* Given exercise
How many of the lines below include "подпункта"? Give the number and no other words.

* Records shown
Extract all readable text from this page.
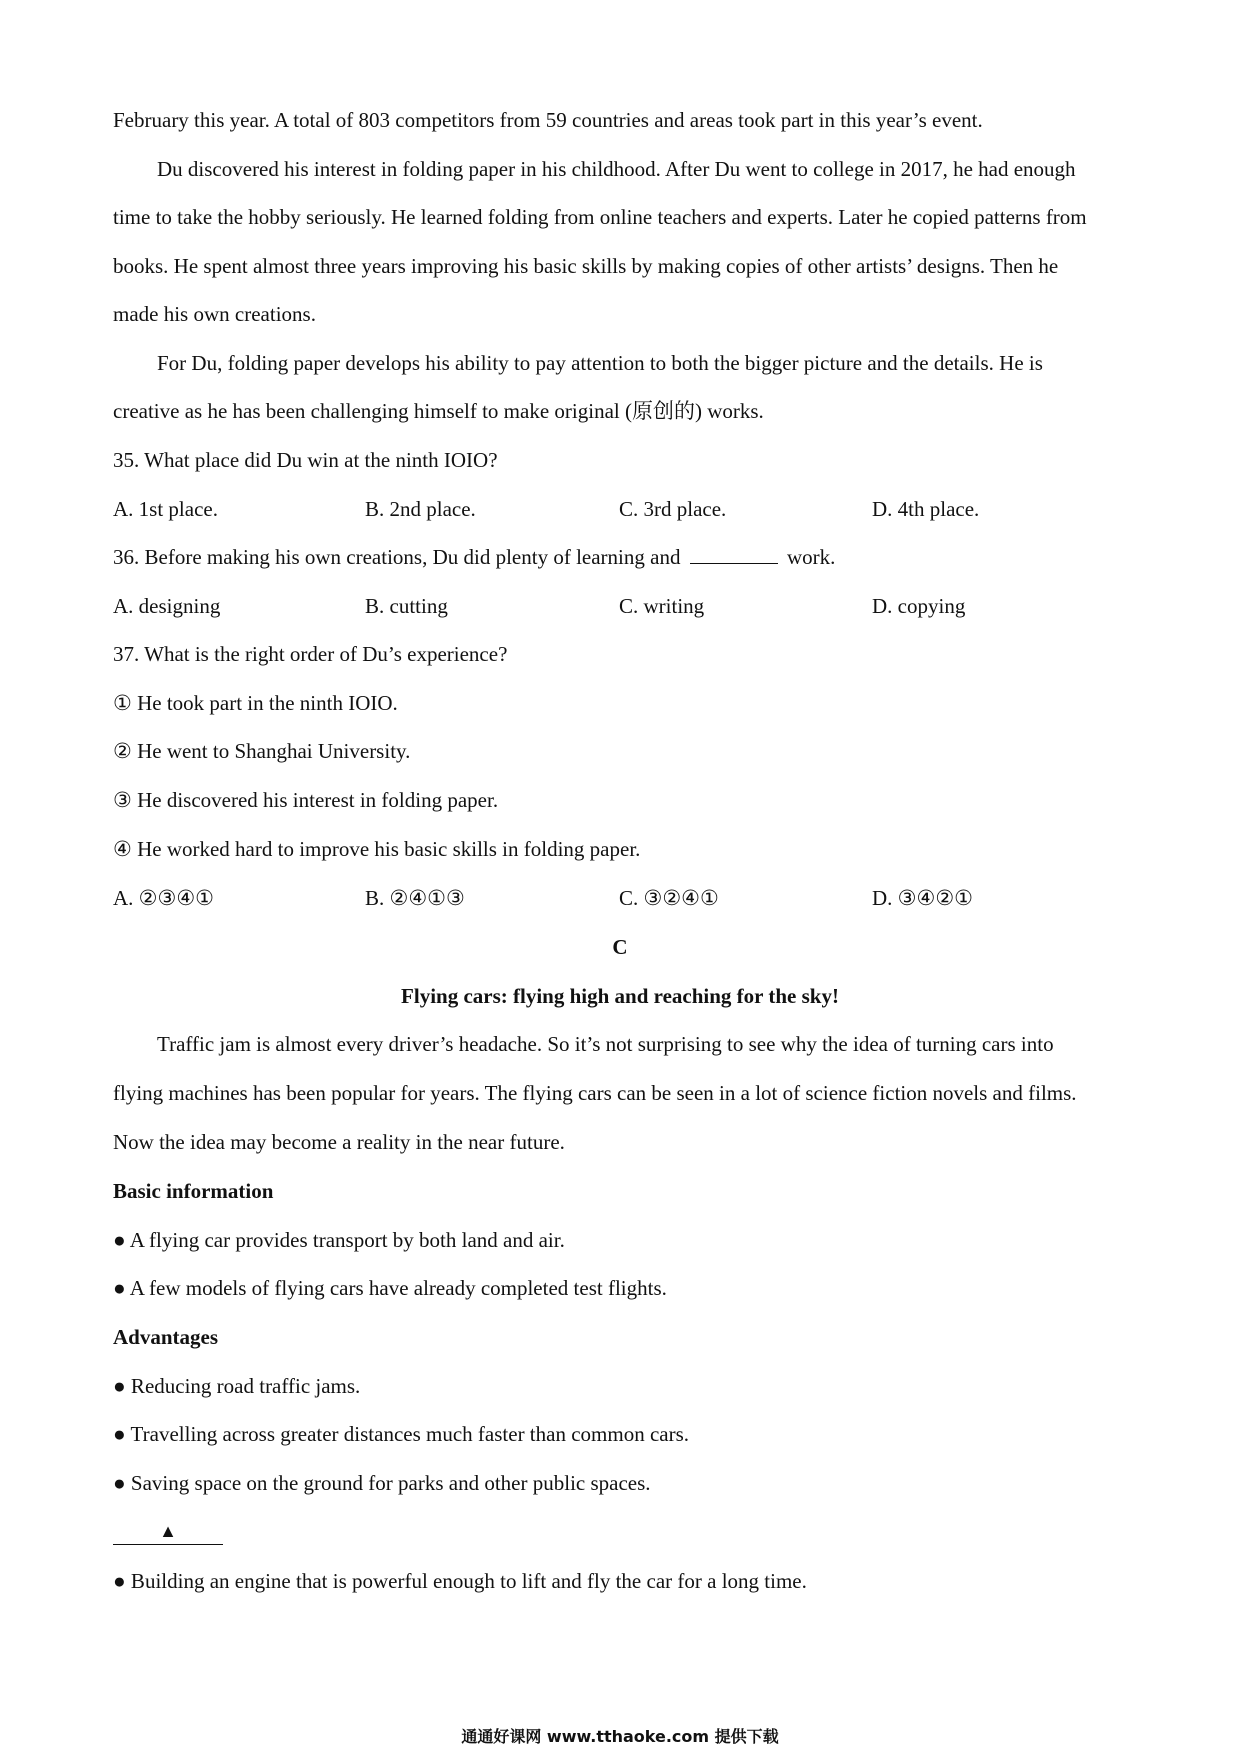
February this year. A total of 803 competitors from 59 countries and areas took part in this year’s event.
Du discovered his interest in folding paper in his childhood. After Du went to college in 2017, he had enough
time to take the hobby seriously. He learned folding from online teachers and experts. Later he copied patterns from
books. He spent almost three years improving his basic skills by making copies of other artists’ designs. Then he
made his own creations.
For Du, folding paper develops his ability to pay attention to both the bigger picture and the details. He is
creative as he has been challenging himself to make original (原创的) works.
35. What place did Du win at the ninth IOIO?
A. 1st place.	B. 2nd place.	C. 3rd place.	D. 4th place.
36. Before making his own creations, Du did plenty of learning and	work.
A. designing	B. cutting	C. writing	D. copying
37. What is the right order of Du’s experience?
① He took part in the ninth IOIO.
② He went to Shanghai University.
③ He discovered his interest in folding paper.
④ He worked hard to improve his basic skills in folding paper.
A. ②③④①	B. ②④①③	C. ③②④①	D. ③④②①
C
Flying cars: flying high and reaching for the sky!
Traffic jam is almost every driver’s headache. So it’s not surprising to see why the idea of turning cars into
flying machines has been popular for years. The flying cars can be seen in a lot of science fiction novels and films.
Now the idea may become a reality in the near future.
Basic information
● A flying car provides transport by both land and air.
● A few models of flying cars have already completed test flights.
Advantages
● Reducing road traffic jams.
● Travelling across greater distances much faster than common cars.
● Saving space on the ground for parks and other public spaces.
▲
● Building an engine that is powerful enough to lift and fly the car for a long time.
通通好课网 www.tthaoke.com 提供下载
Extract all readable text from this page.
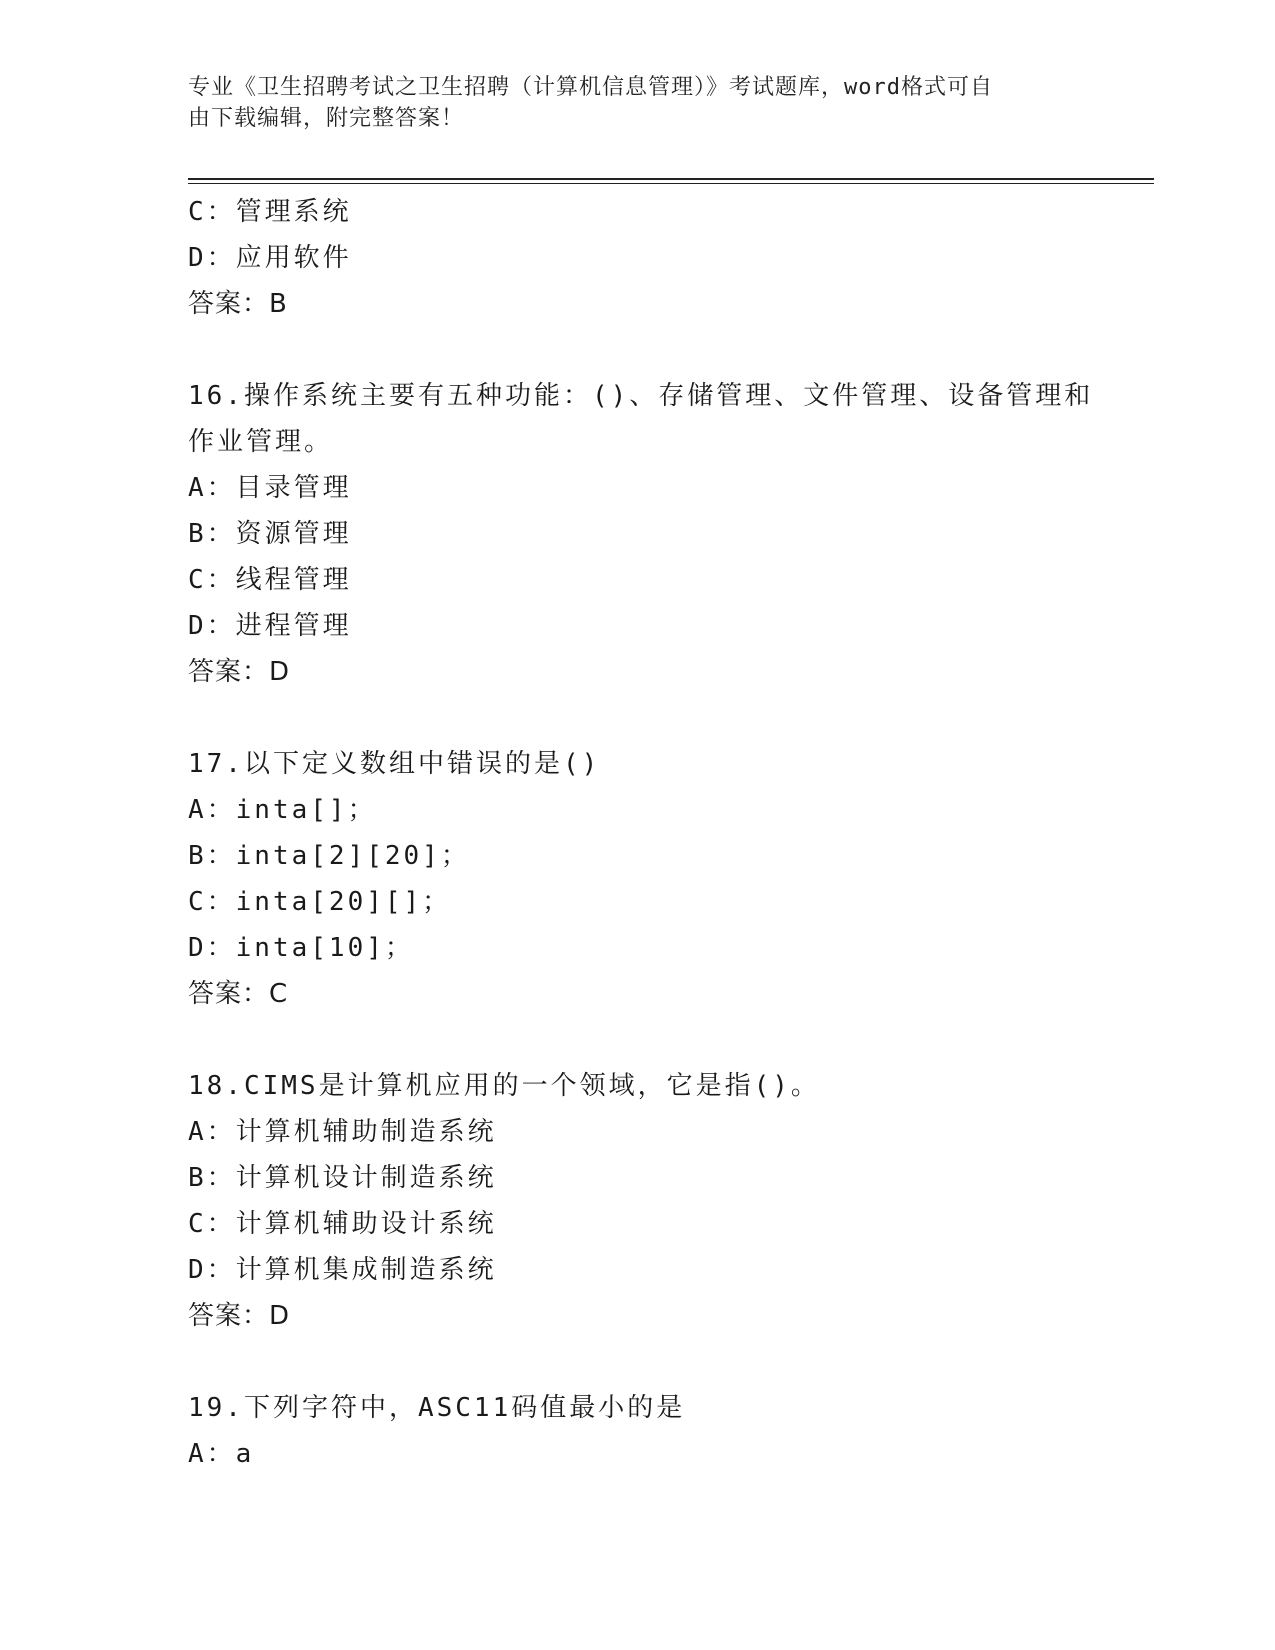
专业《卫生招聘考试之卫生招聘（计算机信息管理）》考试题库，word格式可自
由下载编辑，附完整答案！
C：管理系统
D：应用软件
答案：B
16.操作系统主要有五种功能：()、存储管理、文件管理、设备管理和
作业管理。
A：目录管理
B：资源管理
C：线程管理
D：进程管理
答案：D
17.以下定义数组中错误的是()
A：inta[]；
B：inta[2][20]；
C：inta[20][]；
D：inta[10]；
答案：C
18.CIMS是计算机应用的一个领域，它是指()。
A：计算机辅助制造系统
B：计算机设计制造系统
C：计算机辅助设计系统
D：计算机集成制造系统
答案：D
19.下列字符中，ASC11码值最小的是
A：a
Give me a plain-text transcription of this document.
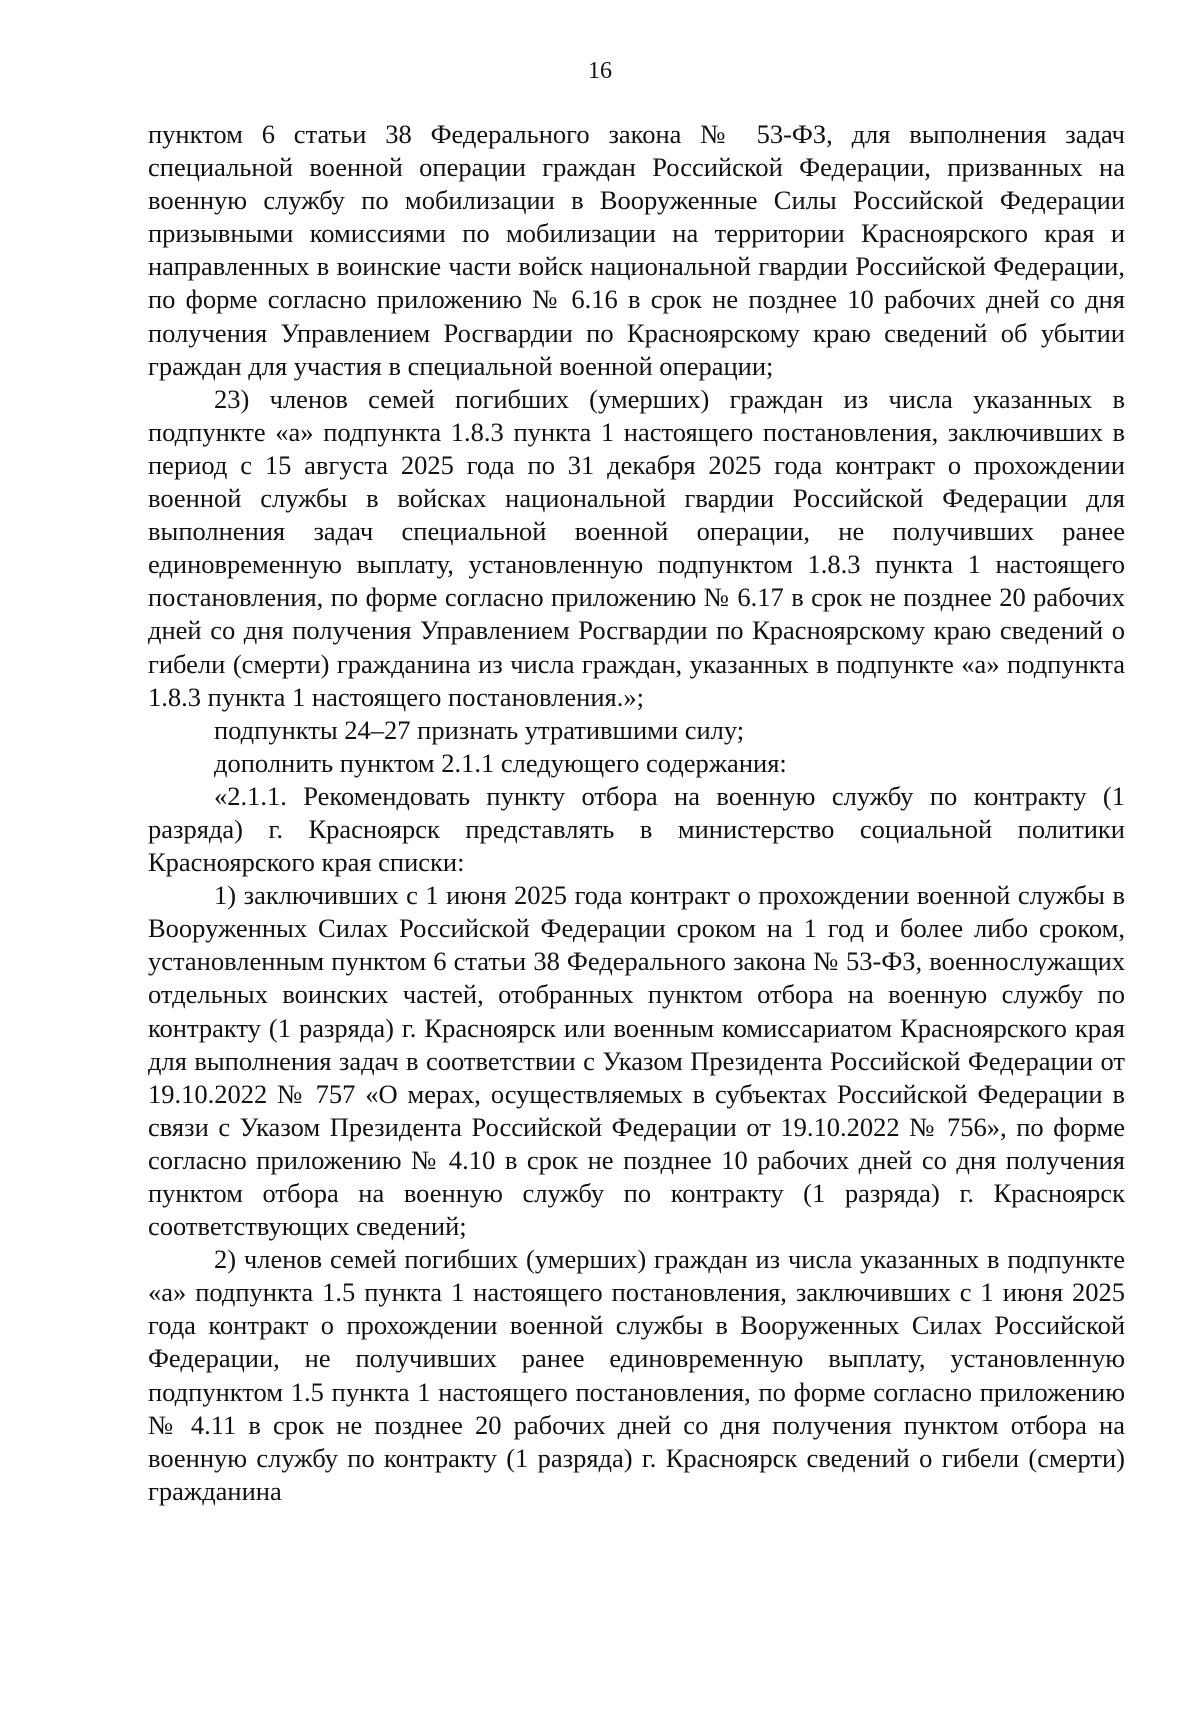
16

пунктом 6 статьи 38 Федерального закона № 53-ФЗ, для выполнения задач специальной военной операции граждан Российской Федерации, призванных на военную службу по мобилизации в Вооруженные Силы Российской Федерации призывными комиссиями по мобилизации на территории Красноярского края и направленных в воинские части войск национальной гвардии Российской Федерации, по форме согласно приложению № 6.16 в срок не позднее 10 рабочих дней со дня получения Управлением Росгвардии по Красноярскому краю сведений об убытии граждан для участия в специальной военной операции;

23) членов семей погибших (умерших) граждан из числа указанных в подпункте «а» подпункта 1.8.3 пункта 1 настоящего постановления, заключивших в период с 15 августа 2025 года по 31 декабря 2025 года контракт о прохождении военной службы в войсках национальной гвардии Российской Федерации для выполнения задач специальной военной операции, не получивших ранее единовременную выплату, установленную подпунктом 1.8.3 пункта 1 настоящего постановления, по форме согласно приложению № 6.17 в срок не позднее 20 рабочих дней со дня получения Управлением Росгвардии по Красноярскому краю сведений о гибели (смерти) гражданина из числа граждан, указанных в подпункте «а» подпункта 1.8.3 пункта 1 настоящего постановления.»;

подпункты 24–27 признать утратившими силу;

дополнить пунктом 2.1.1 следующего содержания:

«2.1.1. Рекомендовать пункту отбора на военную службу по контракту (1 разряда) г. Красноярск представлять в министерство социальной политики Красноярского края списки:

1) заключивших с 1 июня 2025 года контракт о прохождении военной службы в Вооруженных Силах Российской Федерации сроком на 1 год и более либо сроком, установленным пунктом 6 статьи 38 Федерального закона № 53-ФЗ, военнослужащих отдельных воинских частей, отобранных пунктом отбора на военную службу по контракту (1 разряда) г. Красноярск или военным комиссариатом Красноярского края для выполнения задач в соответствии с Указом Президента Российской Федерации от 19.10.2022 № 757 «О мерах, осуществляемых в субъектах Российской Федерации в связи с Указом Президента Российской Федерации от 19.10.2022 № 756», по форме согласно приложению № 4.10 в срок не позднее 10 рабочих дней со дня получения пунктом отбора на военную службу по контракту (1 разряда) г. Красноярск соответствующих сведений;

2) членов семей погибших (умерших) граждан из числа указанных в подпункте «а» подпункта 1.5 пункта 1 настоящего постановления, заключивших с 1 июня 2025 года контракт о прохождении военной службы в Вооруженных Силах Российской Федерации, не получивших ранее единовременную выплату, установленную подпунктом 1.5 пункта 1 настоящего постановления, по форме согласно приложению № 4.11 в срок не позднее 20 рабочих дней со дня получения пунктом отбора на военную службу по контракту (1 разряда) г. Красноярск сведений о гибели (смерти) гражданина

* Finished task
2